EXERCISE TASK » Copy each line of the data below with the word "tuzish".

Collected data entries »
————————

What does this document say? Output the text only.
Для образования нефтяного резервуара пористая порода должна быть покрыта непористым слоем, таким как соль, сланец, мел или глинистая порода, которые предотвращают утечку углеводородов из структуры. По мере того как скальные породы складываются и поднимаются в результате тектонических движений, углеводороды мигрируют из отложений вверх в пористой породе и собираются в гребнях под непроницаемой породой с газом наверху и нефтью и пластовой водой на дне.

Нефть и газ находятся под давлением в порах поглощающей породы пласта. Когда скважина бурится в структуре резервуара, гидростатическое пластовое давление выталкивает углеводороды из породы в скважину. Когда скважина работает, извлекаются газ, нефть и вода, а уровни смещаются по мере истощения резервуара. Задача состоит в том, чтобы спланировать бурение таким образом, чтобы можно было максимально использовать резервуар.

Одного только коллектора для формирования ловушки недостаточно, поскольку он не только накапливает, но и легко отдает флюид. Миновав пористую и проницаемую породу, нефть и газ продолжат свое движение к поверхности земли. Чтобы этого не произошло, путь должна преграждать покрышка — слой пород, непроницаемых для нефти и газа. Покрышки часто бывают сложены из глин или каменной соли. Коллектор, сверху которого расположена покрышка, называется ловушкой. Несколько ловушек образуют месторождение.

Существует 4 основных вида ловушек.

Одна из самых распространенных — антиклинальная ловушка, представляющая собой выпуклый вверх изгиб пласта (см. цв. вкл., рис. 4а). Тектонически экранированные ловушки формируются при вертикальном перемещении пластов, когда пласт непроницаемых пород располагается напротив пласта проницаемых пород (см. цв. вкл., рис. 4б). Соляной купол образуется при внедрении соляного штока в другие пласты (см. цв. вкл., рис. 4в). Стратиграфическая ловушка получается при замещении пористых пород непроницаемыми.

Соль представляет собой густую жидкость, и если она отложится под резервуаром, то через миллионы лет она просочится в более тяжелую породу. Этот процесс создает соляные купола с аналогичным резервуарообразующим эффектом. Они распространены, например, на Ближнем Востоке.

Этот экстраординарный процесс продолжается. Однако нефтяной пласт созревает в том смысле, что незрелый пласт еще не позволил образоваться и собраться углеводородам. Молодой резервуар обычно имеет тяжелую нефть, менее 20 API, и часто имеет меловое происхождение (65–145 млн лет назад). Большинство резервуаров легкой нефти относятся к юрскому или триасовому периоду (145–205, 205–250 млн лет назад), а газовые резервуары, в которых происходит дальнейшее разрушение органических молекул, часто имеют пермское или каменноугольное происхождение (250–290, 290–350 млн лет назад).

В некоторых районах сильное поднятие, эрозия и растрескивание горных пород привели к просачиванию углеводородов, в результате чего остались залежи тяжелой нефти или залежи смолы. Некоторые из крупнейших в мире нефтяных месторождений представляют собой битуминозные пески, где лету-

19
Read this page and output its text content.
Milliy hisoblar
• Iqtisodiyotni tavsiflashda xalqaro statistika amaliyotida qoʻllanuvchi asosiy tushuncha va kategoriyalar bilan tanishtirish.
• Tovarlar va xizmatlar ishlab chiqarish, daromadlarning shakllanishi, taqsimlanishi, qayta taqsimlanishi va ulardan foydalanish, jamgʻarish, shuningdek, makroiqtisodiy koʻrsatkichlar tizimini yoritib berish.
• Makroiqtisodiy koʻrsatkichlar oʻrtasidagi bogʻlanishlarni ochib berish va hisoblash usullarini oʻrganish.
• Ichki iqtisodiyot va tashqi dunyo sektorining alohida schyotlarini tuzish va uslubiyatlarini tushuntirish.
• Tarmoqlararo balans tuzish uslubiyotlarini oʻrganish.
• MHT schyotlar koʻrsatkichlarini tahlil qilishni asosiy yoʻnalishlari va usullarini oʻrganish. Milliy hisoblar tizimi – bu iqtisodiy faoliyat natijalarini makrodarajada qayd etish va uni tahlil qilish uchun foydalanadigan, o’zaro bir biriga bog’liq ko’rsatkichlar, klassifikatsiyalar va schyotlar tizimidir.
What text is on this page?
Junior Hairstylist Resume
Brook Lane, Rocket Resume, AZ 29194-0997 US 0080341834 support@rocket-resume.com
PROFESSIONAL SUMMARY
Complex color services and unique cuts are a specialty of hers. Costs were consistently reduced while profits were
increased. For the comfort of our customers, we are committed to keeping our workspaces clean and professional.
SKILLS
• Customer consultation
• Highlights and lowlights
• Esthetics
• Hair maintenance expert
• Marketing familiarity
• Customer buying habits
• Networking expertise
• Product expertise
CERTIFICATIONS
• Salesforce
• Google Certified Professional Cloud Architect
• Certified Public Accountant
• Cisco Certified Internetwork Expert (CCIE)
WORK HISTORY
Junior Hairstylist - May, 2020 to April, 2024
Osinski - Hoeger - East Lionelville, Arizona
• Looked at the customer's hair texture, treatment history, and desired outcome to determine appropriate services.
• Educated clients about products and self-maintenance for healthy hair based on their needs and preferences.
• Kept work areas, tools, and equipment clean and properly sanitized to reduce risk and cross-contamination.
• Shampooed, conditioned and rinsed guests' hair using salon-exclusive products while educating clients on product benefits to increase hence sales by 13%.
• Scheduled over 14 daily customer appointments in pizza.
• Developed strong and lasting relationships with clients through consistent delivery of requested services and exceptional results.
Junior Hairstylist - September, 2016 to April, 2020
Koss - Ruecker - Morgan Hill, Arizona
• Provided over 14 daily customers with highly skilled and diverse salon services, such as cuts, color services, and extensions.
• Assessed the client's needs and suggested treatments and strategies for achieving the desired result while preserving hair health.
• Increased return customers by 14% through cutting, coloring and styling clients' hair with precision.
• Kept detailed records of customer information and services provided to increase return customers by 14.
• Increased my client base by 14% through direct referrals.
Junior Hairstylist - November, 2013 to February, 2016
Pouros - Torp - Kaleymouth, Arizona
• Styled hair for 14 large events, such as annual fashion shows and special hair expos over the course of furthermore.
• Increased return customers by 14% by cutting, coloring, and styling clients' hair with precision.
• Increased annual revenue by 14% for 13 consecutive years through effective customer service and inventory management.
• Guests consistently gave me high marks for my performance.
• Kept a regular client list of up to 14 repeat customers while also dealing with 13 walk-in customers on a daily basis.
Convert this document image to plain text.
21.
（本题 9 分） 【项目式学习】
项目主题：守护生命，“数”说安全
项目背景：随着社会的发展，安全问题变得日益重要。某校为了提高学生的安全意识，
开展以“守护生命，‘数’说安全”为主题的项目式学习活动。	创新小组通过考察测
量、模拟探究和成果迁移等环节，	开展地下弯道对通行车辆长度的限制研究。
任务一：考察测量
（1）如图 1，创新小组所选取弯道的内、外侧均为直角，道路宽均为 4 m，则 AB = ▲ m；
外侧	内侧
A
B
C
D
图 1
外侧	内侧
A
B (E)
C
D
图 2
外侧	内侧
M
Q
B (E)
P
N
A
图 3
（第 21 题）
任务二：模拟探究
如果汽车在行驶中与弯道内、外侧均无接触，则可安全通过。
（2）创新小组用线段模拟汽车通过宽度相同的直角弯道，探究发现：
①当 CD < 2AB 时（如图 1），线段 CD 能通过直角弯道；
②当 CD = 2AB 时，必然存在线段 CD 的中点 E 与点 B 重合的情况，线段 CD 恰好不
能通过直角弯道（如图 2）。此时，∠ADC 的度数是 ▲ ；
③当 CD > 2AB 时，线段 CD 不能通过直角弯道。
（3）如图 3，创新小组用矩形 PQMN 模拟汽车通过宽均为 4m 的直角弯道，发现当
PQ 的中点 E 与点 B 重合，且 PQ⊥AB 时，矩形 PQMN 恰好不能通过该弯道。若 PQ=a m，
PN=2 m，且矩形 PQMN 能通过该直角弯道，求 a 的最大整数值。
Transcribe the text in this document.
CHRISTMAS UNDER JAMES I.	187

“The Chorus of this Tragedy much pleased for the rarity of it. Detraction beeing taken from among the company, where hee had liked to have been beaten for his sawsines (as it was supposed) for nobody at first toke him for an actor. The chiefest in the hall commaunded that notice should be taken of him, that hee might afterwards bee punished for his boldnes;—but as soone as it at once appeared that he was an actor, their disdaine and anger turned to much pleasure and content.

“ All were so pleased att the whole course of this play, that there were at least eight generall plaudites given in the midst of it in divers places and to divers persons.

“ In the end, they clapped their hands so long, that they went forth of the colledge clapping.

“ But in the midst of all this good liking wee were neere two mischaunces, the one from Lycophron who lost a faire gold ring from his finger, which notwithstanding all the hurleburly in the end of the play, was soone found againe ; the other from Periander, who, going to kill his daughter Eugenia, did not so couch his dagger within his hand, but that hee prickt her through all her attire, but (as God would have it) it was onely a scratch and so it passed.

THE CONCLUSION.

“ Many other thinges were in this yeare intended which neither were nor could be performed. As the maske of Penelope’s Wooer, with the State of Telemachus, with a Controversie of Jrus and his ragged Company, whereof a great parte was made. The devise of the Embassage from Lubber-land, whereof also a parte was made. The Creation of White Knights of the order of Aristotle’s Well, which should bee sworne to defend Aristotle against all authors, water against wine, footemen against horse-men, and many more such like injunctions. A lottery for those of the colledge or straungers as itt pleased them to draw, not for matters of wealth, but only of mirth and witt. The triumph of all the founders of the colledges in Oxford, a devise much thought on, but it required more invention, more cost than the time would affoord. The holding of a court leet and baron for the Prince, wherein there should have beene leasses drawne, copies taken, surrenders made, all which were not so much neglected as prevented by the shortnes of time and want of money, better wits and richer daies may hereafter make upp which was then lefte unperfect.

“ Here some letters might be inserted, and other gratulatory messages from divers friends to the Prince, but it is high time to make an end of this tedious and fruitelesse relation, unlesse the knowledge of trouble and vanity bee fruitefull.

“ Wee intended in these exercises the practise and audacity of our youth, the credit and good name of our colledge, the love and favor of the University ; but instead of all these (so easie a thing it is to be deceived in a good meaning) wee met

————————

TASK RESPONSE »
• Ichki iqtisodiyot va tashqi dunyo sektorining alohida schyotlarini tuzish va uslubiyatlarini tushuntirish.
• Tarmoqlararo balans tuzish uslubiyotlarini oʻrganish.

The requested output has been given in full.